-- Start of RECORDS PROVIDED --

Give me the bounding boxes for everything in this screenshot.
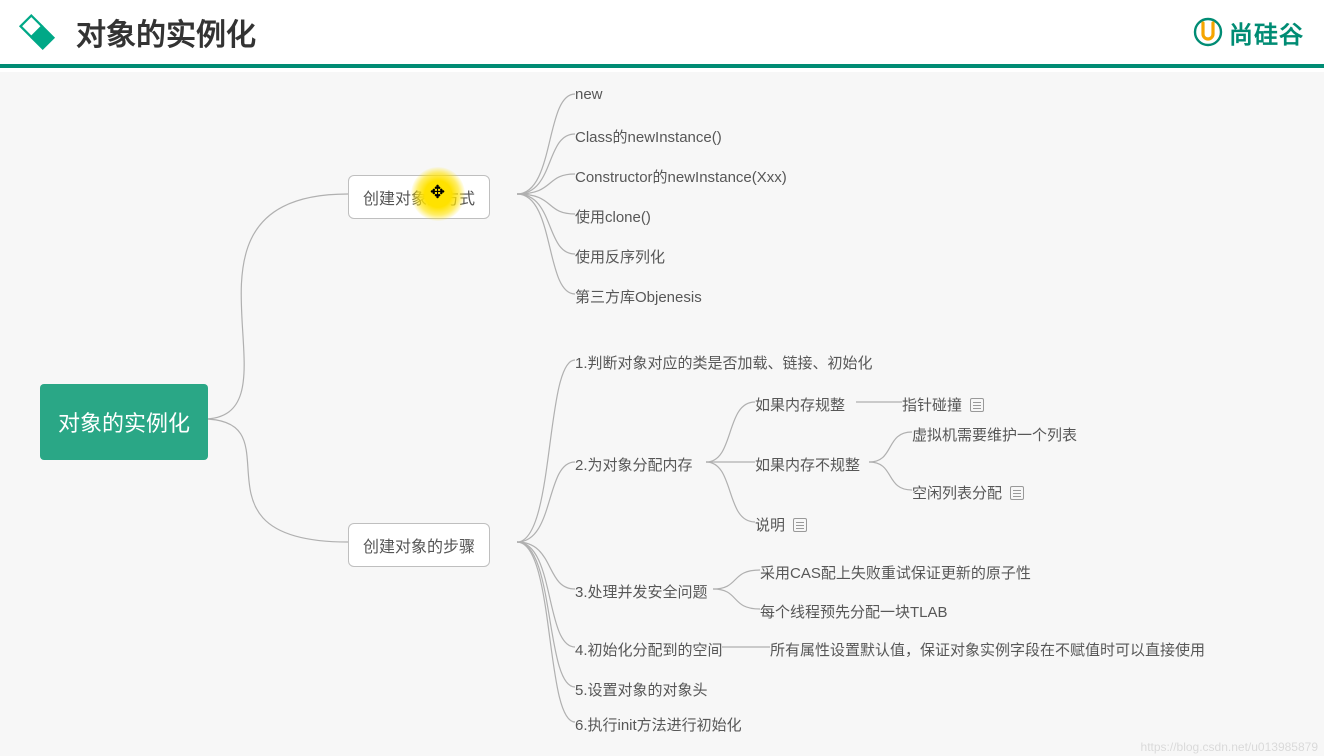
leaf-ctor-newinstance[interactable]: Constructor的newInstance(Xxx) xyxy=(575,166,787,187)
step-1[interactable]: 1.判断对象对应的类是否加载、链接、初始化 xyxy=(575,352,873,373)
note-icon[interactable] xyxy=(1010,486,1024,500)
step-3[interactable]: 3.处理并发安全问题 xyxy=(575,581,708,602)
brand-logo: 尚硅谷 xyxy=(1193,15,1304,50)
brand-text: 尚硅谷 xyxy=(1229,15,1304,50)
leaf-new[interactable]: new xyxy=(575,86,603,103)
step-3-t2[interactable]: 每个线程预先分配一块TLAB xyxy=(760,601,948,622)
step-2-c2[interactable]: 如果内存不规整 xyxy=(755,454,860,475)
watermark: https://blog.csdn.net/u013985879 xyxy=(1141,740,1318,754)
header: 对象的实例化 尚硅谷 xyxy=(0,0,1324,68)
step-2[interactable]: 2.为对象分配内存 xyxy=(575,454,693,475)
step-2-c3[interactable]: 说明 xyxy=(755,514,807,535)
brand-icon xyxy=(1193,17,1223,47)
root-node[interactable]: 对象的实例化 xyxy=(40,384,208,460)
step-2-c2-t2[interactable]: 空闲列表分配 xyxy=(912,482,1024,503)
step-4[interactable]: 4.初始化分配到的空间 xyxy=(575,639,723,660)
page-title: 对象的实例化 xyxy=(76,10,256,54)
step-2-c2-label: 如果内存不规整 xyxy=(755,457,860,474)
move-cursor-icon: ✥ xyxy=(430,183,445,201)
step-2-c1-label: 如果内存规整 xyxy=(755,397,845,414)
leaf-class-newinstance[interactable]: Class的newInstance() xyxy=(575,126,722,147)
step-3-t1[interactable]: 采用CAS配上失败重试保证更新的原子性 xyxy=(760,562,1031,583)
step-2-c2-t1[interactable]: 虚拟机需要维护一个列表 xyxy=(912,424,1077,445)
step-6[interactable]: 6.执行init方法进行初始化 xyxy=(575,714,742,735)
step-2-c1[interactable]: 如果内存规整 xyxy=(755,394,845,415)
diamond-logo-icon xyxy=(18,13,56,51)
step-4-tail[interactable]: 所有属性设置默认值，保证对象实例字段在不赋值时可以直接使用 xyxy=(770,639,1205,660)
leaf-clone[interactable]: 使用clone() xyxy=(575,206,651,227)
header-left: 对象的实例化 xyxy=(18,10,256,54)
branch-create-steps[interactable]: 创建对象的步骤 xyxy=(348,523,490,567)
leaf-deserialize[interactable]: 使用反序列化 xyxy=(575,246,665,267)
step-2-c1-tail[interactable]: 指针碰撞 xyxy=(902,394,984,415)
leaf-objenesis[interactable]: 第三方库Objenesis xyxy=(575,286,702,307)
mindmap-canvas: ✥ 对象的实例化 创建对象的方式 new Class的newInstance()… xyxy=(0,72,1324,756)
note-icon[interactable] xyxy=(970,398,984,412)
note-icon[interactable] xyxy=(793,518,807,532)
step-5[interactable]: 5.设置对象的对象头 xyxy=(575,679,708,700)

-- End of RECORDS PROVIDED --

WHAT IS NEEDED >>
Show each line of the items that contains the string "tail". Case matters.

CORRECT ANSWER >>
step-4-tail[interactable]: 所有属性设置默认值，保证对象实例字段在不赋值时可以直接使用 xyxy=(770,639,1205,660)
step-2-c1-tail[interactable]: 指针碰撞 xyxy=(902,394,984,415)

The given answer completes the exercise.